**Work to do**
Repeat the entire listing exactly as written.

(Dataset excerpts)
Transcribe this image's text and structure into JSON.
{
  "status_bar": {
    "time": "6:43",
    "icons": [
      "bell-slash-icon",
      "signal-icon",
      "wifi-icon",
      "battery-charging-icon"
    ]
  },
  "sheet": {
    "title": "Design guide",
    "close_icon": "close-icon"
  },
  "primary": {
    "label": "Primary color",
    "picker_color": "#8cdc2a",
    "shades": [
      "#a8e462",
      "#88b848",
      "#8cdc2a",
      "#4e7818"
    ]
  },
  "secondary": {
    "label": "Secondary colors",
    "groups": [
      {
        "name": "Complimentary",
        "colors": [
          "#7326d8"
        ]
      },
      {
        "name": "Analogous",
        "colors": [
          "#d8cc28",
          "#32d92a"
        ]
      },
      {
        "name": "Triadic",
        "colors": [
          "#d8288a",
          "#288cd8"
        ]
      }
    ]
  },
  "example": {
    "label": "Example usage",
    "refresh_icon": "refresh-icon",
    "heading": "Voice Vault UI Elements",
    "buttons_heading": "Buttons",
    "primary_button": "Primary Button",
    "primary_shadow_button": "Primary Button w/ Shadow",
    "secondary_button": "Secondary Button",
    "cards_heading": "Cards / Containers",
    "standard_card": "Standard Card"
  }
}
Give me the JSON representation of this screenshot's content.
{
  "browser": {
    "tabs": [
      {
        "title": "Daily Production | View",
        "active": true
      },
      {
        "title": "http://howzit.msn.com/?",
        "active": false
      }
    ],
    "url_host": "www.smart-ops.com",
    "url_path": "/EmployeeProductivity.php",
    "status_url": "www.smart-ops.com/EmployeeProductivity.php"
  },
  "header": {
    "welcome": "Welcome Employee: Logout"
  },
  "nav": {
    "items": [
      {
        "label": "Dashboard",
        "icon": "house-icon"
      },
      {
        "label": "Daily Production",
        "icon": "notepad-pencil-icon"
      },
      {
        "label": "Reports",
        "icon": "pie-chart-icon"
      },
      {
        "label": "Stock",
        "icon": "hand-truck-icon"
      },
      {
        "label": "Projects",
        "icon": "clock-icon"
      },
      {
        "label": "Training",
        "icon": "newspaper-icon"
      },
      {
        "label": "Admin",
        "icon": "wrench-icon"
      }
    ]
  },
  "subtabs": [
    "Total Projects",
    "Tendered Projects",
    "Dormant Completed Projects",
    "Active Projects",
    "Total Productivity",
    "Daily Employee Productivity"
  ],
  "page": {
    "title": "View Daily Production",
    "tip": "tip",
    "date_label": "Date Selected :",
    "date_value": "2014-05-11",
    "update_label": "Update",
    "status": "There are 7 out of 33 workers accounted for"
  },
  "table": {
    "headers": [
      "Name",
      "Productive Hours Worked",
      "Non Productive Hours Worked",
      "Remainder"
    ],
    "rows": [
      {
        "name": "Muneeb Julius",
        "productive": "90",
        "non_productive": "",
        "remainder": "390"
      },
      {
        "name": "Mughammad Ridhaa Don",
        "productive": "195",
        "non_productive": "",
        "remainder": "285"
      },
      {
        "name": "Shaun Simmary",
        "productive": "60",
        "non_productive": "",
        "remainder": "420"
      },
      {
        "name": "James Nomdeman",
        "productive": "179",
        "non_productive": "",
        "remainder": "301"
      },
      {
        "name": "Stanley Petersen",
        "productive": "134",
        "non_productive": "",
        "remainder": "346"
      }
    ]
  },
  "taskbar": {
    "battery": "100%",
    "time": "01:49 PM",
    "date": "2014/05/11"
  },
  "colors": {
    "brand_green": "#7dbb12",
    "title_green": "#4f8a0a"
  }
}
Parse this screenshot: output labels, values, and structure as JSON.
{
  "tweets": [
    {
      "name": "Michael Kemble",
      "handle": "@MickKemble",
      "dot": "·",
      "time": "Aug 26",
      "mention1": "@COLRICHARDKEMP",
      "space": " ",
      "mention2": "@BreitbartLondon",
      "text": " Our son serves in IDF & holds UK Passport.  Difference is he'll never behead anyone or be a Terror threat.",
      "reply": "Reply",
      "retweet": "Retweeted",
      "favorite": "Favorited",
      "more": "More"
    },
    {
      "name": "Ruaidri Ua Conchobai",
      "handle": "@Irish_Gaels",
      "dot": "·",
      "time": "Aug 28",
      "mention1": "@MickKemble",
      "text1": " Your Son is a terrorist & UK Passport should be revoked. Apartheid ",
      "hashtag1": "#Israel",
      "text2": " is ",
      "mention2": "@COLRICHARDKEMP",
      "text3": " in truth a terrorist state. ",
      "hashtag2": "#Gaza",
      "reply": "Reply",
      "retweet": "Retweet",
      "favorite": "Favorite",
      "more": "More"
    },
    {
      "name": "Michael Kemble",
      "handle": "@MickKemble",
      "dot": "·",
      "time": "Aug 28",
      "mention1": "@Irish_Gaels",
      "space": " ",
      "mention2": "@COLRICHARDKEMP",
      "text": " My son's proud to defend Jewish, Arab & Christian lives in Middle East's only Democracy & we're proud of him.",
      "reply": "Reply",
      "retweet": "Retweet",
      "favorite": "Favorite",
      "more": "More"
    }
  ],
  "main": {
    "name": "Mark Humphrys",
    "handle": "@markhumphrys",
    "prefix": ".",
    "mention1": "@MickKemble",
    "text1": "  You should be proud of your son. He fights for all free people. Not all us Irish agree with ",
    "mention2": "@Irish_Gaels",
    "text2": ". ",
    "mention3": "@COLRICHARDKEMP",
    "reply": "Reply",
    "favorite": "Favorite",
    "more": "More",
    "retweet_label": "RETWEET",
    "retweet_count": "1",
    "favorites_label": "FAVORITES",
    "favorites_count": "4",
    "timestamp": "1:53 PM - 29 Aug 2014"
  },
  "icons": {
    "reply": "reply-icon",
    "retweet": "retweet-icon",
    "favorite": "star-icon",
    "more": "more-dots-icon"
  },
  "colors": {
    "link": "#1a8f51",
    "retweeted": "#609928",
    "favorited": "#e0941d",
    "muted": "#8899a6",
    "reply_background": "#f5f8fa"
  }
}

**Solution to this exercise**
Transcribe this image's text and structure into JSON.
{
  "status_bar": {
    "time": "6:43",
    "icons": [
      "bell-slash-icon",
      "signal-icon",
      "wifi-icon",
      "battery-charging-icon"
    ]
  },
  "sheet": {
    "title": "Design guide",
    "close_icon": "close-icon"
  },
  "primary": {
    "label": "Primary color",
    "picker_color": "#8cdc2a",
    "shades": [
      "#a8e462",
      "#88b848",
      "#8cdc2a",
      "#4e7818"
    ]
  },
  "secondary": {
    "label": "Secondary colors",
    "groups": [
      {
        "name": "Complimentary",
        "colors": [
          "#7326d8"
        ]
      },
      {
        "name": "Analogous",
        "colors": [
          "#d8cc28",
          "#32d92a"
        ]
      },
      {
        "name": "Triadic",
        "colors": [
          "#d8288a",
          "#288cd8"
        ]
      }
    ]
  },
  "example": {
    "label": "Example usage",
    "refresh_icon": "refresh-icon",
    "heading": "Voice Vault UI Elements",
    "buttons_heading": "Buttons",
    "primary_button": "Primary Button",
    "primary_shadow_button": "Primary Button w/ Shadow",
    "secondary_button": "Secondary Button",
    "cards_heading": "Cards / Containers",
    "standard_card": "Standard Card"
  }
}
Give me the JSON representation of this screenshot's content.
{
  "browser": {
    "tabs": [
      {
        "title": "Daily Production | View",
        "active": true
      },
      {
        "title": "http://howzit.msn.com/?",
        "active": false
      }
    ],
    "url_host": "www.smart-ops.com",
    "url_path": "/EmployeeProductivity.php",
    "status_url": "www.smart-ops.com/EmployeeProductivity.php"
  },
  "header": {
    "welcome": "Welcome Employee: Logout"
  },
  "nav": {
    "items": [
      {
        "label": "Dashboard",
        "icon": "house-icon"
      },
      {
        "label": "Daily Production",
        "icon": "notepad-pencil-icon"
      },
      {
        "label": "Reports",
        "icon": "pie-chart-icon"
      },
      {
        "label": "Stock",
        "icon": "hand-truck-icon"
      },
      {
        "label": "Projects",
        "icon": "clock-icon"
      },
      {
        "label": "Training",
        "icon": "newspaper-icon"
      },
      {
        "label": "Admin",
        "icon": "wrench-icon"
      }
    ]
  },
  "subtabs": [
    "Total Projects",
    "Tendered Projects",
    "Dormant Completed Projects",
    "Active Projects",
    "Total Productivity",
    "Daily Employee Productivity"
  ],
  "page": {
    "title": "View Daily Production",
    "tip": "tip",
    "date_label": "Date Selected :",
    "date_value": "2014-05-11",
    "update_label": "Update",
    "status": "There are 7 out of 33 workers accounted for"
  },
  "table": {
    "headers": [
      "Name",
      "Productive Hours Worked",
      "Non Productive Hours Worked",
      "Remainder"
    ],
    "rows": [
      {
        "name": "Muneeb Julius",
        "productive": "90",
        "non_productive": "",
        "remainder": "390"
      },
      {
        "name": "Mughammad Ridhaa Don",
        "productive": "195",
        "non_productive": "",
        "remainder": "285"
      },
      {
        "name": "Shaun Simmary",
        "productive": "60",
        "non_productive": "",
        "remainder": "420"
      },
      {
        "name": "James Nomdeman",
        "productive": "179",
        "non_productive": "",
        "remainder": "301"
      },
      {
        "name": "Stanley Petersen",
        "productive": "134",
        "non_productive": "",
        "remainder": "346"
      }
    ]
  },
  "taskbar": {
    "battery": "100%",
    "time": "01:49 PM",
    "date": "2014/05/11"
  },
  "colors": {
    "brand_green": "#7dbb12",
    "title_green": "#4f8a0a"
  }
}
Parse this screenshot: output labels, values, and structure as JSON.
{
  "tweets": [
    {
      "name": "Michael Kemble",
      "handle": "@MickKemble",
      "dot": "·",
      "time": "Aug 26",
      "mention1": "@COLRICHARDKEMP",
      "space": " ",
      "mention2": "@BreitbartLondon",
      "text": " Our son serves in IDF & holds UK Passport.  Difference is he'll never behead anyone or be a Terror threat.",
      "reply": "Reply",
      "retweet": "Retweeted",
      "favorite": "Favorited",
      "more": "More"
    },
    {
      "name": "Ruaidri Ua Conchobai",
      "handle": "@Irish_Gaels",
      "dot": "·",
      "time": "Aug 28",
      "mention1": "@MickKemble",
      "text1": " Your Son is a terrorist & UK Passport should be revoked. Apartheid ",
      "hashtag1": "#Israel",
      "text2": " is ",
      "mention2": "@COLRICHARDKEMP",
      "text3": " in truth a terrorist state. ",
      "hashtag2": "#Gaza",
      "reply": "Reply",
      "retweet": "Retweet",
      "favorite": "Favorite",
      "more": "More"
    },
    {
      "name": "Michael Kemble",
      "handle": "@MickKemble",
      "dot": "·",
      "time": "Aug 28",
      "mention1": "@Irish_Gaels",
      "space": " ",
      "mention2": "@COLRICHARDKEMP",
      "text": " My son's proud to defend Jewish, Arab & Christian lives in Middle East's only Democracy & we're proud of him.",
      "reply": "Reply",
      "retweet": "Retweet",
      "favorite": "Favorite",
      "more": "More"
    }
  ],
  "main": {
    "name": "Mark Humphrys",
    "handle": "@markhumphrys",
    "prefix": ".",
    "mention1": "@MickKemble",
    "text1": "  You should be proud of your son. He fights for all free people. Not all us Irish agree with ",
    "mention2": "@Irish_Gaels",
    "text2": ". ",
    "mention3": "@COLRICHARDKEMP",
    "reply": "Reply",
    "favorite": "Favorite",
    "more": "More",
    "retweet_label": "RETWEET",
    "retweet_count": "1",
    "favorites_label": "FAVORITES",
    "favorites_count": "4",
    "timestamp": "1:53 PM - 29 Aug 2014"
  },
  "icons": {
    "reply": "reply-icon",
    "retweet": "retweet-icon",
    "favorite": "star-icon",
    "more": "more-dots-icon"
  },
  "colors": {
    "link": "#1a8f51",
    "retweeted": "#609928",
    "favorited": "#e0941d",
    "muted": "#8899a6",
    "reply_background": "#f5f8fa"
  }
}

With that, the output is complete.